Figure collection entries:

-- Begin --

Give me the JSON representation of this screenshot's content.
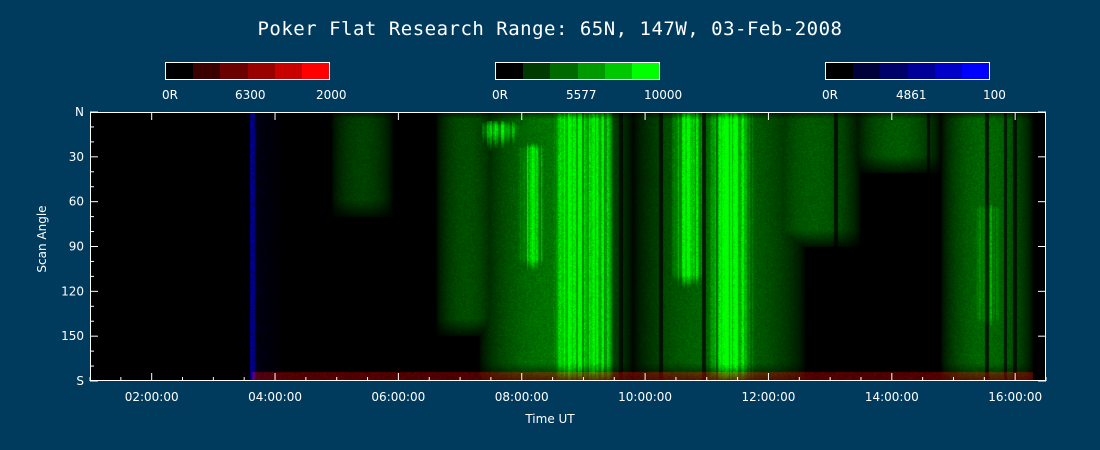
{
  "chart_data": {
    "type": "heatmap",
    "title": "Poker Flat Research Range: 65N, 147W, 03-Feb-2008",
    "xlabel": "Time UT",
    "ylabel": "Scan Angle",
    "x_ticks": [
      "02:00:00",
      "04:00:00",
      "06:00:00",
      "08:00:00",
      "10:00:00",
      "12:00:00",
      "14:00:00",
      "16:00:00"
    ],
    "x_tick_hours": [
      2,
      4,
      6,
      8,
      10,
      12,
      14,
      16
    ],
    "xlim_hours": [
      1.0,
      16.5
    ],
    "y_ticks": [
      "N",
      "30",
      "60",
      "90",
      "120",
      "150",
      "S"
    ],
    "y_tick_values": [
      0,
      30,
      60,
      90,
      120,
      150,
      180
    ],
    "ylim": [
      0,
      180
    ],
    "colorbars": [
      {
        "name": "6300",
        "min_label": "0R",
        "mid_label": "6300",
        "max_label": "2000",
        "colors": [
          "#000000",
          "#3a0000",
          "#6a0000",
          "#990000",
          "#c80000",
          "#ff0000"
        ]
      },
      {
        "name": "5577",
        "min_label": "0R",
        "mid_label": "5577",
        "max_label": "10000",
        "colors": [
          "#000000",
          "#003a00",
          "#006a00",
          "#009900",
          "#00c800",
          "#00ff00"
        ]
      },
      {
        "name": "4861",
        "min_label": "0R",
        "mid_label": "4861",
        "max_label": "100",
        "colors": [
          "#000000",
          "#00003a",
          "#00006a",
          "#000099",
          "#0000c8",
          "#0000ff"
        ]
      }
    ],
    "emission_structures": {
      "green_diffuse": [
        {
          "t0": 4.9,
          "t1": 5.9,
          "s0": 0,
          "s1": 70,
          "level": 0.25
        },
        {
          "t0": 6.6,
          "t1": 7.6,
          "s0": 0,
          "s1": 150,
          "level": 0.3
        },
        {
          "t0": 7.3,
          "t1": 9.8,
          "s0": 0,
          "s1": 180,
          "level": 0.45
        },
        {
          "t0": 9.8,
          "t1": 12.6,
          "s0": 0,
          "s1": 180,
          "level": 0.4
        },
        {
          "t0": 12.0,
          "t1": 13.5,
          "s0": 0,
          "s1": 90,
          "level": 0.35
        },
        {
          "t0": 13.4,
          "t1": 14.8,
          "s0": 0,
          "s1": 40,
          "level": 0.35
        },
        {
          "t0": 14.8,
          "t1": 16.3,
          "s0": 0,
          "s1": 180,
          "level": 0.4
        }
      ],
      "green_bright": [
        {
          "t0": 8.4,
          "t1": 9.3,
          "s0": 0,
          "s1": 180,
          "level": 0.9
        },
        {
          "t0": 9.0,
          "t1": 9.5,
          "s0": 0,
          "s1": 180,
          "level": 0.8
        },
        {
          "t0": 10.4,
          "t1": 11.0,
          "s0": 0,
          "s1": 120,
          "level": 0.85
        },
        {
          "t0": 11.0,
          "t1": 11.8,
          "s0": 0,
          "s1": 180,
          "level": 0.9
        },
        {
          "t0": 7.3,
          "t1": 8.0,
          "s0": 5,
          "s1": 25,
          "level": 0.8
        },
        {
          "t0": 7.9,
          "t1": 8.4,
          "s0": 20,
          "s1": 110,
          "level": 0.75
        },
        {
          "t0": 15.3,
          "t1": 15.8,
          "s0": 60,
          "s1": 150,
          "level": 0.6
        }
      ],
      "blue_band": {
        "t0": 3.58,
        "t1": 3.66,
        "s0": 0,
        "s1": 180,
        "level": 0.7
      },
      "red_horizon": {
        "t0": 3.6,
        "t1": 16.3,
        "s0": 174,
        "s1": 180,
        "level": 0.4
      },
      "dark_stripes_hours": [
        9.6,
        10.25,
        10.95,
        13.1,
        14.6,
        15.55,
        15.85,
        16.0
      ]
    }
  }
}
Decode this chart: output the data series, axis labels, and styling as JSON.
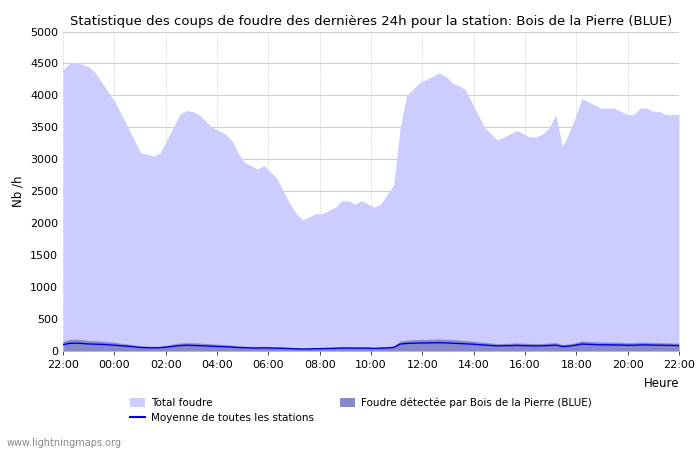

-- End --

Reproduce each entry verbatim, excluding any embedded images.

• Exercise output
Give me the JSON representation of this screenshot's content.
{
  "chart_data": {
    "type": "heatmap",
    "title": "Poker Flat Research Range: 65N, 147W, 03-Feb-2008",
    "xlabel": "Time UT",
    "ylabel": "Scan Angle",
    "x_ticks": [
      "02:00:00",
      "04:00:00",
      "06:00:00",
      "08:00:00",
      "10:00:00",
      "12:00:00",
      "14:00:00",
      "16:00:00"
    ],
    "x_tick_hours": [
      2,
      4,
      6,
      8,
      10,
      12,
      14,
      16
    ],
    "xlim_hours": [
      1.0,
      16.5
    ],
    "y_ticks": [
      "N",
      "30",
      "60",
      "90",
      "120",
      "150",
      "S"
    ],
    "y_tick_values": [
      0,
      30,
      60,
      90,
      120,
      150,
      180
    ],
    "ylim": [
      0,
      180
    ],
    "colorbars": [
      {
        "name": "6300",
        "min_label": "0R",
        "mid_label": "6300",
        "max_label": "2000",
        "colors": [
          "#000000",
          "#3a0000",
          "#6a0000",
          "#990000",
          "#c80000",
          "#ff0000"
        ]
      },
      {
        "name": "5577",
        "min_label": "0R",
        "mid_label": "5577",
        "max_label": "10000",
        "colors": [
          "#000000",
          "#003a00",
          "#006a00",
          "#009900",
          "#00c800",
          "#00ff00"
        ]
      },
      {
        "name": "4861",
        "min_label": "0R",
        "mid_label": "4861",
        "max_label": "100",
        "colors": [
          "#000000",
          "#00003a",
          "#00006a",
          "#000099",
          "#0000c8",
          "#0000ff"
        ]
      }
    ],
    "emission_structures": {
      "green_diffuse": [
        {
          "t0": 4.9,
          "t1": 5.9,
          "s0": 0,
          "s1": 70,
          "level": 0.25
        },
        {
          "t0": 6.6,
          "t1": 7.6,
          "s0": 0,
          "s1": 150,
          "level": 0.3
        },
        {
          "t0": 7.3,
          "t1": 9.8,
          "s0": 0,
          "s1": 180,
          "level": 0.45
        },
        {
          "t0": 9.8,
          "t1": 12.6,
          "s0": 0,
          "s1": 180,
          "level": 0.4
        },
        {
          "t0": 12.0,
          "t1": 13.5,
          "s0": 0,
          "s1": 90,
          "level": 0.35
        },
        {
          "t0": 13.4,
          "t1": 14.8,
          "s0": 0,
          "s1": 40,
          "level": 0.35
        },
        {
          "t0": 14.8,
          "t1": 16.3,
          "s0": 0,
          "s1": 180,
          "level": 0.4
        }
      ],
      "green_bright": [
        {
          "t0": 8.4,
          "t1": 9.3,
          "s0": 0,
          "s1": 180,
          "level": 0.9
        },
        {
          "t0": 9.0,
          "t1": 9.5,
          "s0": 0,
          "s1": 180,
          "level": 0.8
        },
        {
          "t0": 10.4,
          "t1": 11.0,
          "s0": 0,
          "s1": 120,
          "level": 0.85
        },
        {
          "t0": 11.0,
          "t1": 11.8,
          "s0": 0,
          "s1": 180,
          "level": 0.9
        },
        {
          "t0": 7.3,
          "t1": 8.0,
          "s0": 5,
          "s1": 25,
          "level": 0.8
        },
        {
          "t0": 7.9,
          "t1": 8.4,
          "s0": 20,
          "s1": 110,
          "level": 0.75
        },
        {
          "t0": 15.3,
          "t1": 15.8,
          "s0": 60,
          "s1": 150,
          "level": 0.6
        }
      ],
      "blue_band": {
        "t0": 3.58,
        "t1": 3.66,
        "s0": 0,
        "s1": 180,
        "level": 0.7
      },
      "red_horizon": {
        "t0": 3.6,
        "t1": 16.3,
        "s0": 174,
        "s1": 180,
        "level": 0.4
      },
      "dark_stripes_hours": [
        9.6,
        10.25,
        10.95,
        13.1,
        14.6,
        15.55,
        15.85,
        16.0
      ]
    }
  }
}
Decode this chart: output the data series, axis labels, and styling as JSON.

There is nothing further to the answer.